Data provided:
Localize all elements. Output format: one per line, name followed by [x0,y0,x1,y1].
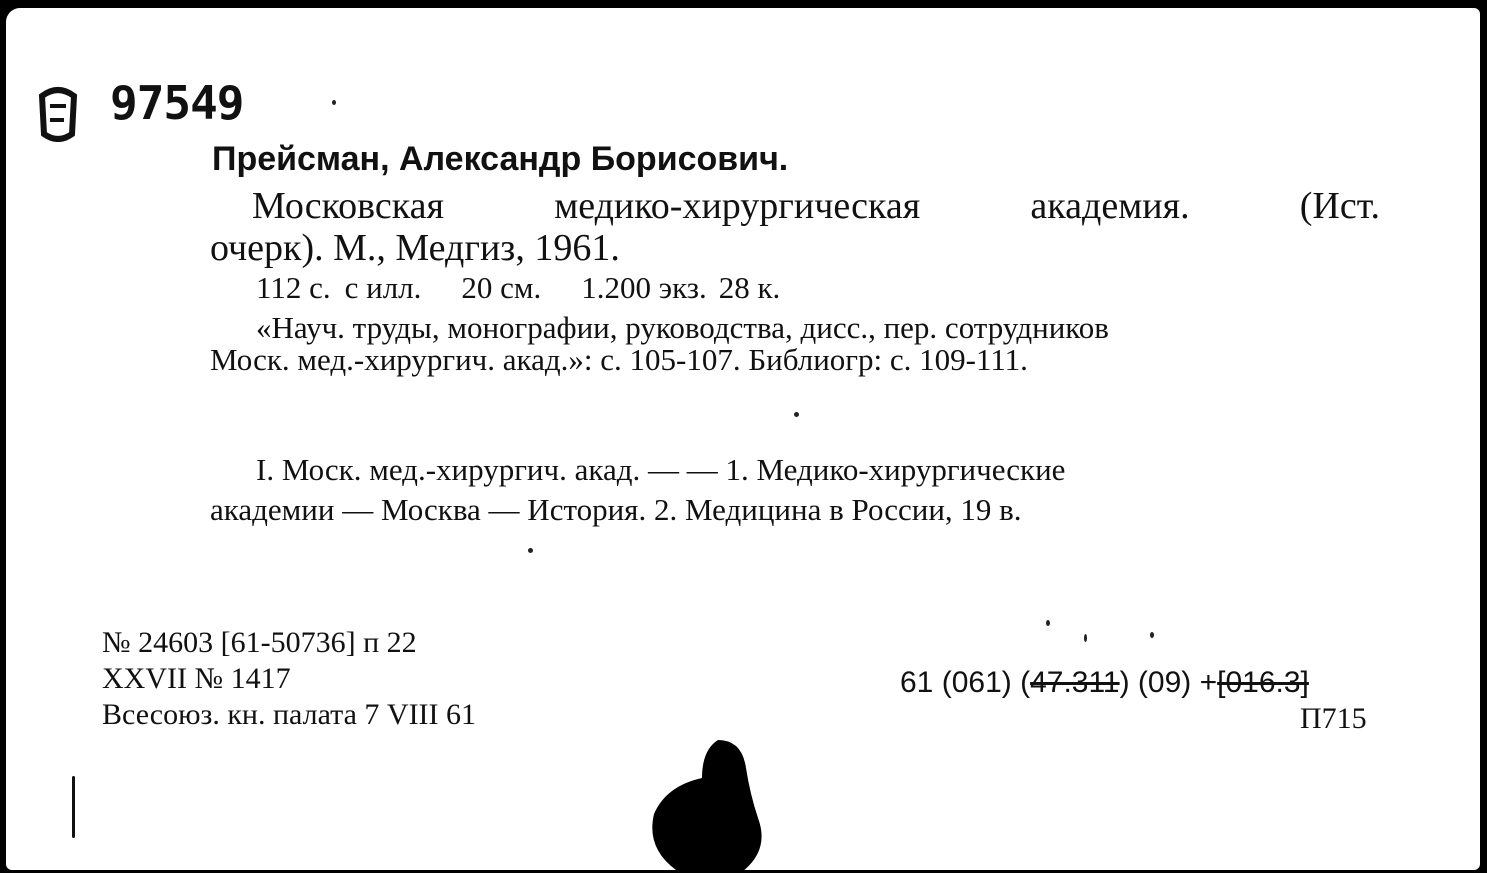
title-word: Московская [252,185,445,227]
title-word: академия. [1030,185,1190,227]
physical-description [256,270,780,306]
shelf-mark: П715 [1300,702,1367,735]
title-line-2: очерк). М., Медгиз, 1961. [210,227,620,269]
udc-index [900,666,1309,700]
udc-main: 61 (061) ( [900,666,1031,699]
title-word: медико-хирургическая [554,185,921,227]
library-stamp-mark [36,86,80,142]
speck [794,412,799,417]
book-chamber: Всесоюз. кн. палата 7 VIII 61 [102,698,477,731]
pages: 112 с. [256,270,331,305]
inventory-number: 97549 [110,76,244,130]
subjects-line-2: академии — Москва — История. 2. Медицина в России, 19 в. [210,492,1022,527]
margin-stroke [72,776,75,838]
ink-blot [646,738,766,870]
author-heading: Прейсман, Александр Борисович. [212,140,789,178]
print-run: 1.200 экз. [581,270,707,305]
udc-mid: ) (09) + [1119,666,1218,699]
title-line-1 [252,184,1380,228]
speck [1150,632,1154,638]
record-volume: XXVII № 1417 [102,662,291,695]
series-line-2: Моск. мед.-хирургич. акад.»: с. 105-107. Библиогр: с. 109-111. [210,342,1028,377]
illustrations: с илл. [344,270,422,305]
subjects-line-1: I. Моск. мед.-хирургич. акад. — — 1. Медико-хирургические [256,452,1066,487]
record-number: № 24603 [61-50736] п 22 [102,626,417,659]
udc-struck: [016.3] [1217,666,1309,699]
series-line-1: «Науч. труды, монографии, руководства, дисс., пер. сотрудников [256,310,1109,345]
speck [1084,634,1087,642]
speck [1046,620,1050,626]
title-word: (Ист. [1299,185,1380,227]
udc-struck: 47.311 [1030,666,1120,699]
speck [528,548,533,553]
speck [332,100,336,105]
price: 28 к. [718,270,781,305]
catalog-card [6,8,1480,870]
size: 20 см. [461,270,542,305]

Set problem: Print everything in the records from the line containing "title-word: Московская [252,185,445,227]" down to the line containing "udc-struck: [016.3] [1217,666,1309,699]", both included, reproducing each line unchanged.

Response to the exercise:
title-word: Московская [252,185,445,227]
title-word: академия. [1030,185,1190,227]
physical-description [256,270,780,306]
shelf-mark: П715 [1300,702,1367,735]
title-line-2: очерк). М., Медгиз, 1961. [210,227,620,269]
udc-index [900,666,1309,700]
udc-main: 61 (061) ( [900,666,1031,699]
title-word: медико-хирургическая [554,185,921,227]
library-stamp-mark [36,86,80,142]
speck [794,412,799,417]
book-chamber: Всесоюз. кн. палата 7 VIII 61 [102,698,477,731]
pages: 112 с. [256,270,331,305]
inventory-number: 97549 [110,76,244,130]
subjects-line-2: академии — Москва — История. 2. Медицина в России, 19 в. [210,492,1022,527]
margin-stroke [72,776,75,838]
ink-blot [646,738,766,870]
author-heading: Прейсман, Александр Борисович. [212,140,789,178]
print-run: 1.200 экз. [581,270,707,305]
udc-mid: ) (09) + [1119,666,1218,699]
title-line-1 [252,184,1380,228]
speck [1150,632,1154,638]
record-volume: XXVII № 1417 [102,662,291,695]
series-line-2: Моск. мед.-хирургич. акад.»: с. 105-107. Библиогр: с. 109-111. [210,342,1028,377]
illustrations: с илл. [344,270,422,305]
subjects-line-1: I. Моск. мед.-хирургич. акад. — — 1. Медико-хирургические [256,452,1066,487]
record-number: № 24603 [61-50736] п 22 [102,626,417,659]
udc-struck: [016.3] [1217,666,1309,699]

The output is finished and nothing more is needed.